_What you need to do_:
Find the line containing "Transcribe this image's" in the material below; copy that line and all following lines exactly.

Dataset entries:

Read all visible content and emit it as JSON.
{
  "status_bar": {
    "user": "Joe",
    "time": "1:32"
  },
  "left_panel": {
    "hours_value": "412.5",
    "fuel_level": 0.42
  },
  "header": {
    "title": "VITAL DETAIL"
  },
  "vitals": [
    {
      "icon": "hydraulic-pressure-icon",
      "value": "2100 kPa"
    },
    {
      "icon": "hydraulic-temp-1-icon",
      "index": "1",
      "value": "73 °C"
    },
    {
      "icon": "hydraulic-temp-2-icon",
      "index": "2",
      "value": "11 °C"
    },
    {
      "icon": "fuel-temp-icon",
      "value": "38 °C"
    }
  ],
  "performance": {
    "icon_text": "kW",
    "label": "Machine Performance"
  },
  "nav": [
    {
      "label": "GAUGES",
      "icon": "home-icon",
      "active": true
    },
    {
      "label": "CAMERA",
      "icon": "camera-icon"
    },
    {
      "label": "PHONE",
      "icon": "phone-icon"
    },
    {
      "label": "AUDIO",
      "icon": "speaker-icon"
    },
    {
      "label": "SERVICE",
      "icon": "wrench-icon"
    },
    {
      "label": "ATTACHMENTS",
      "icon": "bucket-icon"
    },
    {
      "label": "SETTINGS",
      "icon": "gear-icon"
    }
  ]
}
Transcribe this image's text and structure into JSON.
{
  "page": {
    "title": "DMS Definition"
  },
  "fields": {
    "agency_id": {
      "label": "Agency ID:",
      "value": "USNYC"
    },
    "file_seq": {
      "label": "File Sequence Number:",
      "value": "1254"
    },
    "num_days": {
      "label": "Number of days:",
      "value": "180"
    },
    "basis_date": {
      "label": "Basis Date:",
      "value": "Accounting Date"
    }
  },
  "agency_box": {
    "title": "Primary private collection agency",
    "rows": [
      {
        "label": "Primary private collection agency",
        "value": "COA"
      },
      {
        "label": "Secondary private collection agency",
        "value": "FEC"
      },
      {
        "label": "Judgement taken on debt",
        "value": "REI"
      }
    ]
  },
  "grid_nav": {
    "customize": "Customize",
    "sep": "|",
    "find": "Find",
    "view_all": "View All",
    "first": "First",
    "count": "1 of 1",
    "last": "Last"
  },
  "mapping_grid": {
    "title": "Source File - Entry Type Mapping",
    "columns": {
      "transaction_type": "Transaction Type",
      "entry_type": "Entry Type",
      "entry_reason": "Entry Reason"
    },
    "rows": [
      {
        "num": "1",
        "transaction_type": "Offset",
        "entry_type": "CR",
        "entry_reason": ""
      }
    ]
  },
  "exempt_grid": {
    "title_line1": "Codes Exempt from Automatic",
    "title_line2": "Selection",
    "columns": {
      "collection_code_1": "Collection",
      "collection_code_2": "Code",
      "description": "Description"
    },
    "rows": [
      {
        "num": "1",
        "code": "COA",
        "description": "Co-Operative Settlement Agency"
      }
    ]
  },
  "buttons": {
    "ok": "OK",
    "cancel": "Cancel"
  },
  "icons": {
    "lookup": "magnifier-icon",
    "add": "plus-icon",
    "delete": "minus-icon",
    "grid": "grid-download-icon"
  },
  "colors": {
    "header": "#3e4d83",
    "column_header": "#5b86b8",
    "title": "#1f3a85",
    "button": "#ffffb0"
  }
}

_Answer in full_:
Transcribe this image's text and structure into JSON.
{
  "page": {
    "title": "DMS Definition"
  },
  "fields": {
    "agency_id": {
      "label": "Agency ID:",
      "value": "USNYC"
    },
    "file_seq": {
      "label": "File Sequence Number:",
      "value": "1254"
    },
    "num_days": {
      "label": "Number of days:",
      "value": "180"
    },
    "basis_date": {
      "label": "Basis Date:",
      "value": "Accounting Date"
    }
  },
  "agency_box": {
    "title": "Primary private collection agency",
    "rows": [
      {
        "label": "Primary private collection agency",
        "value": "COA"
      },
      {
        "label": "Secondary private collection agency",
        "value": "FEC"
      },
      {
        "label": "Judgement taken on debt",
        "value": "REI"
      }
    ]
  },
  "grid_nav": {
    "customize": "Customize",
    "sep": "|",
    "find": "Find",
    "view_all": "View All",
    "first": "First",
    "count": "1 of 1",
    "last": "Last"
  },
  "mapping_grid": {
    "title": "Source File - Entry Type Mapping",
    "columns": {
      "transaction_type": "Transaction Type",
      "entry_type": "Entry Type",
      "entry_reason": "Entry Reason"
    },
    "rows": [
      {
        "num": "1",
        "transaction_type": "Offset",
        "entry_type": "CR",
        "entry_reason": ""
      }
    ]
  },
  "exempt_grid": {
    "title_line1": "Codes Exempt from Automatic",
    "title_line2": "Selection",
    "columns": {
      "collection_code_1": "Collection",
      "collection_code_2": "Code",
      "description": "Description"
    },
    "rows": [
      {
        "num": "1",
        "code": "COA",
        "description": "Co-Operative Settlement Agency"
      }
    ]
  },
  "buttons": {
    "ok": "OK",
    "cancel": "Cancel"
  },
  "icons": {
    "lookup": "magnifier-icon",
    "add": "plus-icon",
    "delete": "minus-icon",
    "grid": "grid-download-icon"
  },
  "colors": {
    "header": "#3e4d83",
    "column_header": "#5b86b8",
    "title": "#1f3a85",
    "button": "#ffffb0"
  }
}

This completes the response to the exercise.